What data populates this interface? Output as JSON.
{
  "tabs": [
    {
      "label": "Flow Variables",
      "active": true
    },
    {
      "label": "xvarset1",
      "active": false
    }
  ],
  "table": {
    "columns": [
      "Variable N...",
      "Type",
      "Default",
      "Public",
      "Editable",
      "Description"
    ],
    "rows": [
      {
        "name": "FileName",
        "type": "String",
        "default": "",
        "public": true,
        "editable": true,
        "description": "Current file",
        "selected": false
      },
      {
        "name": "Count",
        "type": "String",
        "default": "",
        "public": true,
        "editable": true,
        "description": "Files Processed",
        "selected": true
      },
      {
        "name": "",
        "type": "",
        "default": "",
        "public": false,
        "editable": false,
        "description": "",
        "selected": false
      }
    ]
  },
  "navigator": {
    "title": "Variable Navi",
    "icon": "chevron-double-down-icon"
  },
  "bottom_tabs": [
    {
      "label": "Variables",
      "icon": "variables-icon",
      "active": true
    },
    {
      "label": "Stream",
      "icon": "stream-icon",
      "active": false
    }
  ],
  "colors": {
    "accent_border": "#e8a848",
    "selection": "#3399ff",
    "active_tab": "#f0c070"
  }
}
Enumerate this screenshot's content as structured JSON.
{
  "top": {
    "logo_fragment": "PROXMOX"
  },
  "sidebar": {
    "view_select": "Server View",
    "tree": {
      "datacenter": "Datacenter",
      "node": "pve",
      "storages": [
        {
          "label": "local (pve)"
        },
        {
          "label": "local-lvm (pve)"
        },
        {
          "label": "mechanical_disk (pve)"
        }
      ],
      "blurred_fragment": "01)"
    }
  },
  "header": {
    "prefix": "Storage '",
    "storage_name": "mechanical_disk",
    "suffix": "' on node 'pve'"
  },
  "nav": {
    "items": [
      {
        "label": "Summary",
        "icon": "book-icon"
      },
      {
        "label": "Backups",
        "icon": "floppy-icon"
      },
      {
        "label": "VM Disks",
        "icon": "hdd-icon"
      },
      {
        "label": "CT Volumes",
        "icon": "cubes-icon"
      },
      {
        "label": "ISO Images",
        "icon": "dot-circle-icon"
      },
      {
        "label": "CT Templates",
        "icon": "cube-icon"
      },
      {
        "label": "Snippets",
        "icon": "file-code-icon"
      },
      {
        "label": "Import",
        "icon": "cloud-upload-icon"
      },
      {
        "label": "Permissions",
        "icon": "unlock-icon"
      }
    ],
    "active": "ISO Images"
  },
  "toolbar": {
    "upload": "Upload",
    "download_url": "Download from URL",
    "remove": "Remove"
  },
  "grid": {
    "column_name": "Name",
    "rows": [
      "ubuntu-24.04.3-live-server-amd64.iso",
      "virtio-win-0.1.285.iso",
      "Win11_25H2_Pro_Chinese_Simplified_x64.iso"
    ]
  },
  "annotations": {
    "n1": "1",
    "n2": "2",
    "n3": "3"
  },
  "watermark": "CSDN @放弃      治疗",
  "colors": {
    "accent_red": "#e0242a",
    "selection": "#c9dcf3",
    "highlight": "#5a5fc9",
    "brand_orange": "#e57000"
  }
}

-.-.-

▸ Task statement:
The word "this" may occur in lines of the records. Report how many such lines there are, giving only the number.

▸ Completed task:
2